> 作業の条件:
[1] 精神病疑似症についての本文で、疑似症の発見と確定の作業を末端で行うのはだれだとされているか。
[2] 精神病疑似症についての本文を、最後の文の後から書き進めよ。
── ページ本文
「精神病疑似症とは何ぞ」

「精神病疑似症とは何そ」『医海時報』no.1185(1917), 1917/3/10, 7.
保健衛生調査会の精神病部門の活動についての興味深い批判。著者はだれか分からない匿名の論文である。この論文が書かれた直接の経緯はこのようなものである。1917年3月3日、内務省衛生技術館会議席上において、保健衛生調査委員三宅鉱一が答弁したが、その折に、精神病者調査を行うときに、「疑似症」というカテゴリーを提出して、これが議論の対象になった。学術上の見地からみて、精神病に「疑似症」なり「中間者」なりと呼ぶことができるものが厳密に確定されているのかという問題も重要だが、より重要なのは、精神病疑似症を確定する作業を末端において実行するさいの不備である。衛生技術官会議においても、学術上、疑似症はあるのか、もしあるとしたらその根拠は、と尋ねられて、説明者[おそらく三宅その人だろう]は答弁に窮したという。それはある意味で良心的な応対であって、それはそれでいい。しかし、この論文は、疑似症の発見と確定の作業は、その末端においては、巡査が行うという事実を取り上げて、これを問題化する。あいまいで際限もなく拡大できる「中間者」「疑似症」が、巡査によって決められるのはいかがなものか。巡査が私情に基づいて無告の罪に人民を陥れるのは珍しいことではないし、酒癖が悪いもの、挙動不審だとみなされているものを、すべて疑似症にしてしまうかもしれない。「信用を損ないやすい危険性を帯びる項目をもって調査事項に加えるのを不当とする」とこの論文は主張する。
────
── データ
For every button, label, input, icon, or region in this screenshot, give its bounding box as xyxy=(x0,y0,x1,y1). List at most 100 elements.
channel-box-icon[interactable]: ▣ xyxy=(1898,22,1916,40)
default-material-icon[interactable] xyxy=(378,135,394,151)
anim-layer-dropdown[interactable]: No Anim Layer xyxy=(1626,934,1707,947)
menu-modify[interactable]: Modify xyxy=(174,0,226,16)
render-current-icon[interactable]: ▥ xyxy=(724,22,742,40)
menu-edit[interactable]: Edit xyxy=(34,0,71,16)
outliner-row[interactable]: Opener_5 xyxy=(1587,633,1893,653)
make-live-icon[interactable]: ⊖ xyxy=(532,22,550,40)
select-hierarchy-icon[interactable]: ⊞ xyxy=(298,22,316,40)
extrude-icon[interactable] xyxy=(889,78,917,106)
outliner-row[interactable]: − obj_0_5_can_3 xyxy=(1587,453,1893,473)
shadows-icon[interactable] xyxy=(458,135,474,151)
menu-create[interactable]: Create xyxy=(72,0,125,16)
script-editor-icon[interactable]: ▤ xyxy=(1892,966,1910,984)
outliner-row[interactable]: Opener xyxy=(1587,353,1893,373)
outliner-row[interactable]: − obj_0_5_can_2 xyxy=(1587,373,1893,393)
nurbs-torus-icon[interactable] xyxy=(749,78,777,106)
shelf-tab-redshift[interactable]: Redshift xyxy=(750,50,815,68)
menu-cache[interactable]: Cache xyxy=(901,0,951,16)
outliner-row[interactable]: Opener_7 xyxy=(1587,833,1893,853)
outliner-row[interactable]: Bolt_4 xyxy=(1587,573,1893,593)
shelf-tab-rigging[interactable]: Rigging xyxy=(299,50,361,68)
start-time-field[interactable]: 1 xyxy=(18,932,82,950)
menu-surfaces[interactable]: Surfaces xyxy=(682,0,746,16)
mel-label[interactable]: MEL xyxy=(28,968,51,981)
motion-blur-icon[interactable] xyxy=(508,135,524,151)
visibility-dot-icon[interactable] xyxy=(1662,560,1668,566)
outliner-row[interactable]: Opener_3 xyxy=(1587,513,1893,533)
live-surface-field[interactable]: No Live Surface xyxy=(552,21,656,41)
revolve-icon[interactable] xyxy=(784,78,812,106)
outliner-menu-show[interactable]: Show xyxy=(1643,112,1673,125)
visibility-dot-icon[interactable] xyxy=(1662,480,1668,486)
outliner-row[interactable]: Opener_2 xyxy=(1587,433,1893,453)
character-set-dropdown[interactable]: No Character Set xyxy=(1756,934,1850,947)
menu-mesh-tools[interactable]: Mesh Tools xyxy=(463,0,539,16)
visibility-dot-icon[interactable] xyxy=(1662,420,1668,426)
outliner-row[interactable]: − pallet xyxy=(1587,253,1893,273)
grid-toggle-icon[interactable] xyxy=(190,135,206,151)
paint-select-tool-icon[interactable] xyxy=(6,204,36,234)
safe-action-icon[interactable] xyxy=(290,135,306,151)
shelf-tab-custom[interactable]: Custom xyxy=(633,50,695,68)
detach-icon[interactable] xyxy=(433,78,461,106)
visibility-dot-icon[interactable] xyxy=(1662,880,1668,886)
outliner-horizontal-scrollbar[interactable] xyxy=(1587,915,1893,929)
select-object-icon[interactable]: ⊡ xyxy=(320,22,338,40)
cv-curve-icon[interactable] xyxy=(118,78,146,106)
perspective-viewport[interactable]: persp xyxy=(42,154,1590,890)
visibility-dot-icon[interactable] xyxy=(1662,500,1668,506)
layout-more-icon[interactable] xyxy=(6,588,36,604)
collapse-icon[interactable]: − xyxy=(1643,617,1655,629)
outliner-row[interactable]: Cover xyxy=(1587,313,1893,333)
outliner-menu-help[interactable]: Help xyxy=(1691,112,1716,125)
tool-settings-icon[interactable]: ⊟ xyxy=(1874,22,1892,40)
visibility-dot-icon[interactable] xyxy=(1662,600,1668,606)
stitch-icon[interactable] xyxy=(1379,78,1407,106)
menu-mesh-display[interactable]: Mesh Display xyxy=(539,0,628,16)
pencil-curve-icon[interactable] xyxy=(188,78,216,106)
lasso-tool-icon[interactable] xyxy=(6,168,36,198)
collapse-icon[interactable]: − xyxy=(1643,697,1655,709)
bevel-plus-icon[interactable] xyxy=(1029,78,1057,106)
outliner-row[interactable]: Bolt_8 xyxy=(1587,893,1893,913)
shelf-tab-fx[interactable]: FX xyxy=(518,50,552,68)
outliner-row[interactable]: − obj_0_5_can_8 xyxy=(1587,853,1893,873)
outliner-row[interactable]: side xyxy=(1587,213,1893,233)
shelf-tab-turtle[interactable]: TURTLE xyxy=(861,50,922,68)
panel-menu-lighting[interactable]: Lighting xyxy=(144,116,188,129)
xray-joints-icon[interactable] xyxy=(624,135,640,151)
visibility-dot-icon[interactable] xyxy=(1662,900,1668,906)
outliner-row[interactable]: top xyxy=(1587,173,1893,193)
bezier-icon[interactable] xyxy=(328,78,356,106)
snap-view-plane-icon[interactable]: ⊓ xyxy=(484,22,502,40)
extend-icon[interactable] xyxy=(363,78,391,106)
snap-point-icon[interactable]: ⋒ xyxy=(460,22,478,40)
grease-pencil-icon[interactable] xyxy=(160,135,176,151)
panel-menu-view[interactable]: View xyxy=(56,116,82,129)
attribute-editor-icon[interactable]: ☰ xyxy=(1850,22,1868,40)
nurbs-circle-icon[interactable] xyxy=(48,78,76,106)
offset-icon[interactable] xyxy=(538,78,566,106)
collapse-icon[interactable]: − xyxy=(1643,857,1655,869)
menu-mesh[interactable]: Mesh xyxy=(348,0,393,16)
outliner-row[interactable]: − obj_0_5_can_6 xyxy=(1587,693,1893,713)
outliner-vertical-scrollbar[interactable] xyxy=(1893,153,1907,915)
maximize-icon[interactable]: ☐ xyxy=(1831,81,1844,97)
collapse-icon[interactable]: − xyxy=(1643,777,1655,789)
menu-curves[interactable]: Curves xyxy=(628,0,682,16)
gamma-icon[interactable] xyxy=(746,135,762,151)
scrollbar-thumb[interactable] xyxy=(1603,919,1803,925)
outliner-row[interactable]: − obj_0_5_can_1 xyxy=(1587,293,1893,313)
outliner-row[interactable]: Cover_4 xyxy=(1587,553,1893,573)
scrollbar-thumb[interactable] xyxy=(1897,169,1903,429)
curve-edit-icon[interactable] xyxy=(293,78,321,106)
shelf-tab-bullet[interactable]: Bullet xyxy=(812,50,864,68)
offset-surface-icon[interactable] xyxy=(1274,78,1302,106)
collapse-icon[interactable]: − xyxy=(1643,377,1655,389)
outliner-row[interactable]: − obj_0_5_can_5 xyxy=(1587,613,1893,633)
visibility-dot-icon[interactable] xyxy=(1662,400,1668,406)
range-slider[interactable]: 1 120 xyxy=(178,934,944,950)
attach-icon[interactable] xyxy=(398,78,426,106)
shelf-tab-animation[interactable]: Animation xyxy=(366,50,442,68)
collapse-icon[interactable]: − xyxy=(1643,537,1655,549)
────
> 解答:
[1] 巡査である。

[2]
この中間者の概念が現れた一つの要因は、日本の精神病統計が、欧米のそれと比べて奇妙な数値を示すからである。本邦内地人口が4000万とすると、そこに3万6000の精神病患者しかいないという統計的に不思議な事実は、たしかにおかしい。調査の基準を変えて、予想された数にしなければならないという意識があった。これには同意する。しかし、巡査を手先に使って「人権の消長を度外視した」方法はいけない。これは、近代においてはもちろん、中世においても、精神病というその境界線があいまいな病気にほぼ必ず随伴する議論の一方である。

むしろ、ここに添えられたもう一つの議論が面白い。隠匿者を摘発するほうがよくはないか、上流階級は精神病患者を隠匿しているから、という。私は、実際に、この隠匿がかなりの頻度であったと思う。そして、その隠匿の場所は、皮肉なことに、精神病院だったのではないかと考えている。特に私立の精神病院は、その大半をしめる治療の機能と並行させて、隠匿の機能も果たしていた。